[TEXT SECTION]
★ ★ ★ ★

The judgment appealed from is the second in the case for the plaintiff. See 29 S. C., 132. I concur in the result.
*520Mr. Justice McIver.There are three general questions presented in this case: 1st. Whether the motion to dismiss the appeal should he granted upon the ground that the notice of intention to appeal was not given in the prescribed time. 2nd. Whether the Circuit Judge erred in declining to take jurisdiction of the motion for a new trial on the minutes. 3rd. Whether the exceptions to the judge’s charge can be sustained.
As to the first question, while I concur in the result reached by the Chief Justice, I cannot assent to the grounds upon which he rests his conclusion. Under the statutes as they now stand, I am unable to find any law prescribing the time within which notice of intention to appeal shall be given, in a ease tried by a jury. This may be, and doubtless is, a clear case of easus omissus, but I see no authority for this court to supply such omission. On the contrary, while the Code as originally adopted, and as it now stands, contained various provisions authorizing this court or the justices thereof, or in some cases the judges of the Circuit Court, to extend the time for doing various acts, or to relieve parties failing to take certain required steps necessary to perfect an appeal, such provisions were always accompanied with an exception as to the time for giving notice of appeal. See sections 353 and 420 of the Code as originally adopted, and sections 339, 345, 348, 349, of the present Code. So that it seems to me that the legislature has been careful to avoid delegating to this court any authority whatever in regard to regulating the time within which notice of appeal must be given, and that we must look alone to the statutes for the law upon that subject; and if, in a given case, we are unable to find any statutory provision prescribing the time, this court has no authority to dismiss an appeal in such case, on the ground that the notice has not been given in time. The only statutory provisions upon this particular matter are those found in section 345 of the present Code, which is divided into various subdivisions, of which only the first two are pertinent to the present inquiry. The first relates only to exceptions for the purposes of appeal in a specified class of cases, to wit, “cases tried before a jury,” and makes no - reference whatever to the notice of appeal. But the second deals only with an entirely different class of cases, to wit, those “not tried before a *521jury,” and not only prescribes the time within which the notice of appeal shall be given in such cases, but also the time within which the “Case” with the exceptions shall be served. It seems to me therefore that there is a clear omission to prescribe any time within which a notice of appeal shall be given in a ease tried by a jury.

★ ★ ★ ★

[STORED DATA]

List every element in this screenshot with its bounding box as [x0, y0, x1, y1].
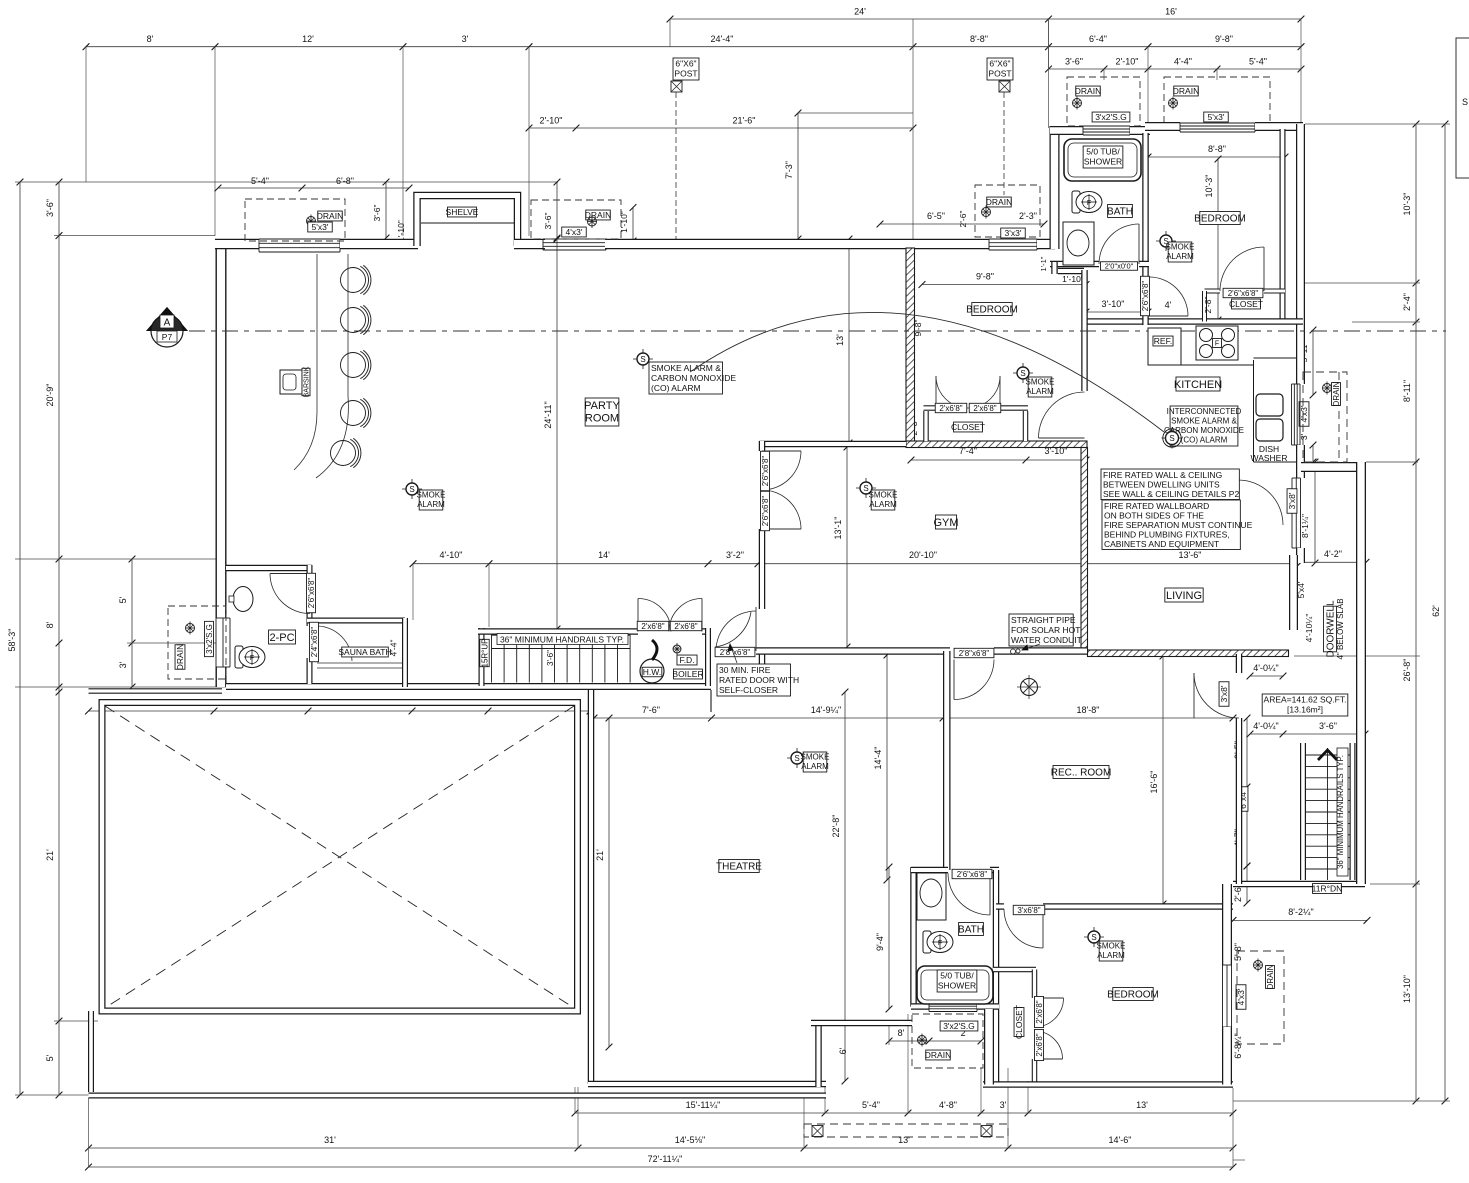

★ ★ ★ ★

[TASK A]
Answer these questions about the court opinion:
(i) How many general questions does it say are presented in the case?
(ii) Which sections of the Code as originally adopted does it cite?
(iii) Which section of the present Code holds the only statutory provisions on the matter?
[TASK B] Reproduce verbatim the part of the court opinion that opens with the words containing "The judgment appealed" and closes with "can be sustained.".

[WRITTEN ANSWER A]
(i) Three.
(ii) Sections 353 and 420.
(iii) Section 345.

[WRITTEN ANSWER B]
The judgment appealed from is the second in the case for the plaintiff. See 29 S. C., 132. I concur in the result.
*520Mr. Justice McIver.There are three general questions presented in this case: 1st. Whether the motion to dismiss the appeal should he granted upon the ground that the notice of intention to appeal was not given in the prescribed time. 2nd. Whether the Circuit Judge erred in declining to take jurisdiction of the motion for a new trial on the minutes. 3rd. Whether the exceptions to the judge’s charge can be sustained.